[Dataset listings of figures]
»»
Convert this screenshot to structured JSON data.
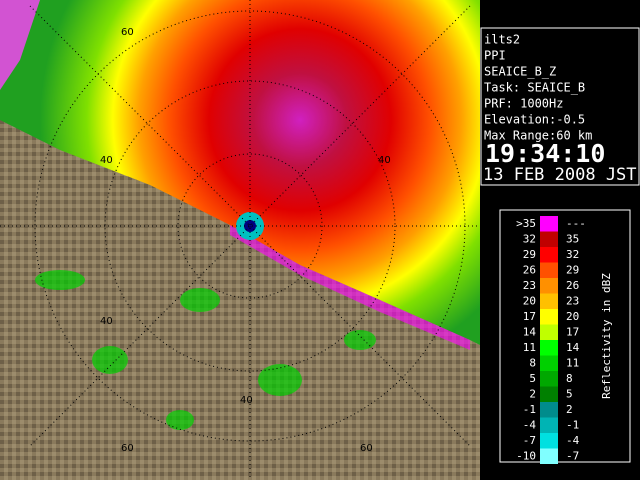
{
  "info": {
    "lines": [
      "ilts2",
      "PPI",
      "SEAICE_B_Z",
      "Task: SEAICE_B",
      "PRF: 1000Hz",
      "Elevation:-0.5",
      "Max Range:60 km"
    ],
    "time": "19:34:10",
    "date": "13 FEB 2008 JST"
  },
  "range_labels": [
    "60",
    "40",
    "40",
    "40",
    "40",
    "60",
    "60"
  ],
  "legend": {
    "title": "Reflectivity in dBZ",
    "rows": [
      {
        "low": ">35",
        "high": "---",
        "color": "#ff00ff"
      },
      {
        "low": "32",
        "high": "35",
        "color": "#c00000"
      },
      {
        "low": "29",
        "high": "32",
        "color": "#ff0000"
      },
      {
        "low": "26",
        "high": "29",
        "color": "#ff5000"
      },
      {
        "low": "23",
        "high": "26",
        "color": "#ff9000"
      },
      {
        "low": "20",
        "high": "23",
        "color": "#ffc000"
      },
      {
        "low": "17",
        "high": "20",
        "color": "#ffff00"
      },
      {
        "low": "14",
        "high": "17",
        "color": "#c0ff00"
      },
      {
        "low": "11",
        "high": "14",
        "color": "#00ff00"
      },
      {
        "low": "8",
        "high": "11",
        "color": "#00d000"
      },
      {
        "low": "5",
        "high": "8",
        "color": "#00a800"
      },
      {
        "low": "2",
        "high": "5",
        "color": "#008000"
      },
      {
        "low": "-1",
        "high": "2",
        "color": "#008c8c"
      },
      {
        "low": "-4",
        "high": "-1",
        "color": "#00b4b4"
      },
      {
        "low": "-7",
        "high": "-4",
        "color": "#00e0e0"
      },
      {
        "low": "-10",
        "high": "-7",
        "color": "#80ffff"
      }
    ]
  }
}
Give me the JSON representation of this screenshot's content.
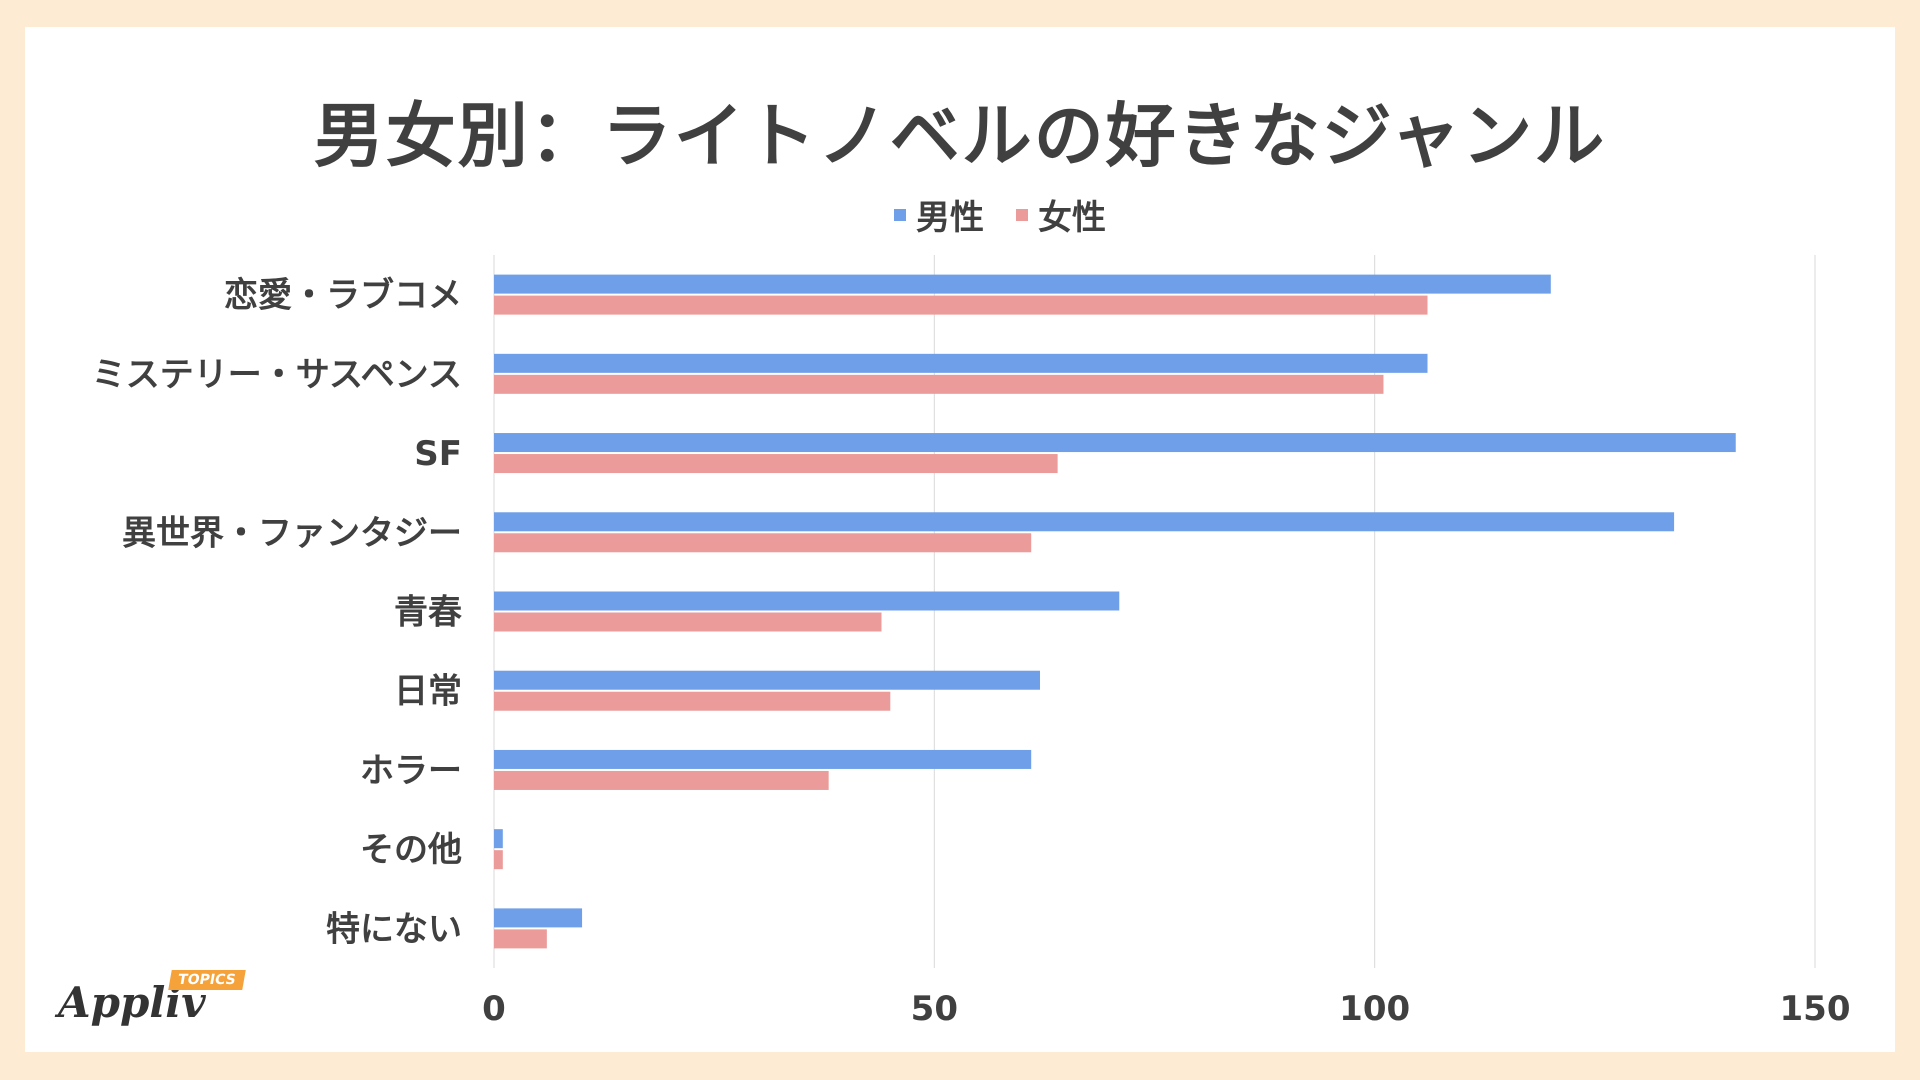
««
**EXERCISE:** Copy out each line of the records where the string "this" appears.

**COMPLETED TASK:**
Convert this screenshot to structured JSON data.
Give me the JSON representation of this screenshot's content.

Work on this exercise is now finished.